SHORT EXERCISE. Will you print the material below without altering a single character?

## BEGIN

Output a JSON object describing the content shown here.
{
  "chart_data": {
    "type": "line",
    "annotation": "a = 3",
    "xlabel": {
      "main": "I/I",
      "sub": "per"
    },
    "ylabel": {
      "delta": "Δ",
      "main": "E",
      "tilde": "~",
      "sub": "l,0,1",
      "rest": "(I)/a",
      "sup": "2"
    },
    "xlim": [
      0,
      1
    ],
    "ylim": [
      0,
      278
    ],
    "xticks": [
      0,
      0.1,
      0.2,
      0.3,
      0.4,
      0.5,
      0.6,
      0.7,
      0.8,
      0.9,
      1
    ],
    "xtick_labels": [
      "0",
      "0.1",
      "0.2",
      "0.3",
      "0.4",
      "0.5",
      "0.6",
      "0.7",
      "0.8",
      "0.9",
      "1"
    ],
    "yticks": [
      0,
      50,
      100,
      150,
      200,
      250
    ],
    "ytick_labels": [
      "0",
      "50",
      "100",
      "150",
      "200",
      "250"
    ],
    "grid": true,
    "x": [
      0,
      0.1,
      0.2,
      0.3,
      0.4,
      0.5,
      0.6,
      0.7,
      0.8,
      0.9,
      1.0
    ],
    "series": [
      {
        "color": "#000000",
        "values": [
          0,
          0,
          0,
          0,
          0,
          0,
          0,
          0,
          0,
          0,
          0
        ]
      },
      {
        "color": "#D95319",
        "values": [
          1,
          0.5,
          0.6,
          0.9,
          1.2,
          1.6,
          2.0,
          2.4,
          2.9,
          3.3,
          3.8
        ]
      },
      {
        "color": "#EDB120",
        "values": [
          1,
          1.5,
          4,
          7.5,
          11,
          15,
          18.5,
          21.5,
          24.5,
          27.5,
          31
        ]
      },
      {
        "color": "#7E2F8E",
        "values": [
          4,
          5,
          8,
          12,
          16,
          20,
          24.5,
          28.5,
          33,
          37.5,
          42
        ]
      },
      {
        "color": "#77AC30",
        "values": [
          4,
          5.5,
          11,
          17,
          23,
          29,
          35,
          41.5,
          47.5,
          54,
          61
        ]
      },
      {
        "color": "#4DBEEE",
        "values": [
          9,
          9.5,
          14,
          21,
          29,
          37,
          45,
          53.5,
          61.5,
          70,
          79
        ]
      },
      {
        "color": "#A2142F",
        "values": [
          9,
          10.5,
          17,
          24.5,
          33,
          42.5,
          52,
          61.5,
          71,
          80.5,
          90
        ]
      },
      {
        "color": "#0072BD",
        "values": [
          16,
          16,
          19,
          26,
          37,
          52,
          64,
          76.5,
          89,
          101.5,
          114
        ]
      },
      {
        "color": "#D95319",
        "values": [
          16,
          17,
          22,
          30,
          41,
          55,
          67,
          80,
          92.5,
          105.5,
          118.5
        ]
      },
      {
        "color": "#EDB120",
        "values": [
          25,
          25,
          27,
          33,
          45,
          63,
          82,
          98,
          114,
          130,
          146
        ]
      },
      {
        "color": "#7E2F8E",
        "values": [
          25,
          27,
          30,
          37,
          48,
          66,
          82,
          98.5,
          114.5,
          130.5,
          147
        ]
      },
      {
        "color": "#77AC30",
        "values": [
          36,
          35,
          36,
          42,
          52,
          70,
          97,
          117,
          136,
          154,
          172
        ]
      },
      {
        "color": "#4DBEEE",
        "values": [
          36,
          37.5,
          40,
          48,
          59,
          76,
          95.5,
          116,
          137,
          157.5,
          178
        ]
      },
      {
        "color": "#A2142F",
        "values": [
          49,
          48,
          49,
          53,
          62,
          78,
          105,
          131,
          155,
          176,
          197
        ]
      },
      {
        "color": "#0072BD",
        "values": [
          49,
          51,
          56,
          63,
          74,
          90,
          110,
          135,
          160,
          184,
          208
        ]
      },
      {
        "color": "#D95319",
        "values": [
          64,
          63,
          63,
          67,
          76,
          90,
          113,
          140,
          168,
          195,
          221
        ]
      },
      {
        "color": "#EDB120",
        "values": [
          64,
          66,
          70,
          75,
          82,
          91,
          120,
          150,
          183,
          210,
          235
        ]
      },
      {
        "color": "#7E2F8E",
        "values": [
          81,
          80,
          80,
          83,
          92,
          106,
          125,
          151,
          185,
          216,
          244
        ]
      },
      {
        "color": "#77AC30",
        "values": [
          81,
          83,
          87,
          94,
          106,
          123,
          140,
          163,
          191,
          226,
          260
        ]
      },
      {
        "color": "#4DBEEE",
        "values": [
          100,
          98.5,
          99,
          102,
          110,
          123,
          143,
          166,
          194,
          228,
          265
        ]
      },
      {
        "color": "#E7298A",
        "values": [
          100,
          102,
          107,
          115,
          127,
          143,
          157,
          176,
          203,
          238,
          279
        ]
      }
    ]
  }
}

## END

ANSWER TO THE TASK.
Output a JSON object describing the content shown here.
{
  "chart_data": {
    "type": "line",
    "annotation": "a = 3",
    "xlabel": {
      "main": "I/I",
      "sub": "per"
    },
    "ylabel": {
      "delta": "Δ",
      "main": "E",
      "tilde": "~",
      "sub": "l,0,1",
      "rest": "(I)/a",
      "sup": "2"
    },
    "xlim": [
      0,
      1
    ],
    "ylim": [
      0,
      278
    ],
    "xticks": [
      0,
      0.1,
      0.2,
      0.3,
      0.4,
      0.5,
      0.6,
      0.7,
      0.8,
      0.9,
      1
    ],
    "xtick_labels": [
      "0",
      "0.1",
      "0.2",
      "0.3",
      "0.4",
      "0.5",
      "0.6",
      "0.7",
      "0.8",
      "0.9",
      "1"
    ],
    "yticks": [
      0,
      50,
      100,
      150,
      200,
      250
    ],
    "ytick_labels": [
      "0",
      "50",
      "100",
      "150",
      "200",
      "250"
    ],
    "grid": true,
    "x": [
      0,
      0.1,
      0.2,
      0.3,
      0.4,
      0.5,
      0.6,
      0.7,
      0.8,
      0.9,
      1.0
    ],
    "series": [
      {
        "color": "#000000",
        "values": [
          0,
          0,
          0,
          0,
          0,
          0,
          0,
          0,
          0,
          0,
          0
        ]
      },
      {
        "color": "#D95319",
        "values": [
          1,
          0.5,
          0.6,
          0.9,
          1.2,
          1.6,
          2.0,
          2.4,
          2.9,
          3.3,
          3.8
        ]
      },
      {
        "color": "#EDB120",
        "values": [
          1,
          1.5,
          4,
          7.5,
          11,
          15,
          18.5,
          21.5,
          24.5,
          27.5,
          31
        ]
      },
      {
        "color": "#7E2F8E",
        "values": [
          4,
          5,
          8,
          12,
          16,
          20,
          24.5,
          28.5,
          33,
          37.5,
          42
        ]
      },
      {
        "color": "#77AC30",
        "values": [
          4,
          5.5,
          11,
          17,
          23,
          29,
          35,
          41.5,
          47.5,
          54,
          61
        ]
      },
      {
        "color": "#4DBEEE",
        "values": [
          9,
          9.5,
          14,
          21,
          29,
          37,
          45,
          53.5,
          61.5,
          70,
          79
        ]
      },
      {
        "color": "#A2142F",
        "values": [
          9,
          10.5,
          17,
          24.5,
          33,
          42.5,
          52,
          61.5,
          71,
          80.5,
          90
        ]
      },
      {
        "color": "#0072BD",
        "values": [
          16,
          16,
          19,
          26,
          37,
          52,
          64,
          76.5,
          89,
          101.5,
          114
        ]
      },
      {
        "color": "#D95319",
        "values": [
          16,
          17,
          22,
          30,
          41,
          55,
          67,
          80,
          92.5,
          105.5,
          118.5
        ]
      },
      {
        "color": "#EDB120",
        "values": [
          25,
          25,
          27,
          33,
          45,
          63,
          82,
          98,
          114,
          130,
          146
        ]
      },
      {
        "color": "#7E2F8E",
        "values": [
          25,
          27,
          30,
          37,
          48,
          66,
          82,
          98.5,
          114.5,
          130.5,
          147
        ]
      },
      {
        "color": "#77AC30",
        "values": [
          36,
          35,
          36,
          42,
          52,
          70,
          97,
          117,
          136,
          154,
          172
        ]
      },
      {
        "color": "#4DBEEE",
        "values": [
          36,
          37.5,
          40,
          48,
          59,
          76,
          95.5,
          116,
          137,
          157.5,
          178
        ]
      },
      {
        "color": "#A2142F",
        "values": [
          49,
          48,
          49,
          53,
          62,
          78,
          105,
          131,
          155,
          176,
          197
        ]
      },
      {
        "color": "#0072BD",
        "values": [
          49,
          51,
          56,
          63,
          74,
          90,
          110,
          135,
          160,
          184,
          208
        ]
      },
      {
        "color": "#D95319",
        "values": [
          64,
          63,
          63,
          67,
          76,
          90,
          113,
          140,
          168,
          195,
          221
        ]
      },
      {
        "color": "#EDB120",
        "values": [
          64,
          66,
          70,
          75,
          82,
          91,
          120,
          150,
          183,
          210,
          235
        ]
      },
      {
        "color": "#7E2F8E",
        "values": [
          81,
          80,
          80,
          83,
          92,
          106,
          125,
          151,
          185,
          216,
          244
        ]
      },
      {
        "color": "#77AC30",
        "values": [
          81,
          83,
          87,
          94,
          106,
          123,
          140,
          163,
          191,
          226,
          260
        ]
      },
      {
        "color": "#4DBEEE",
        "values": [
          100,
          98.5,
          99,
          102,
          110,
          123,
          143,
          166,
          194,
          228,
          265
        ]
      },
      {
        "color": "#E7298A",
        "values": [
          100,
          102,
          107,
          115,
          127,
          143,
          157,
          176,
          203,
          238,
          279
        ]
      }
    ]
  }
}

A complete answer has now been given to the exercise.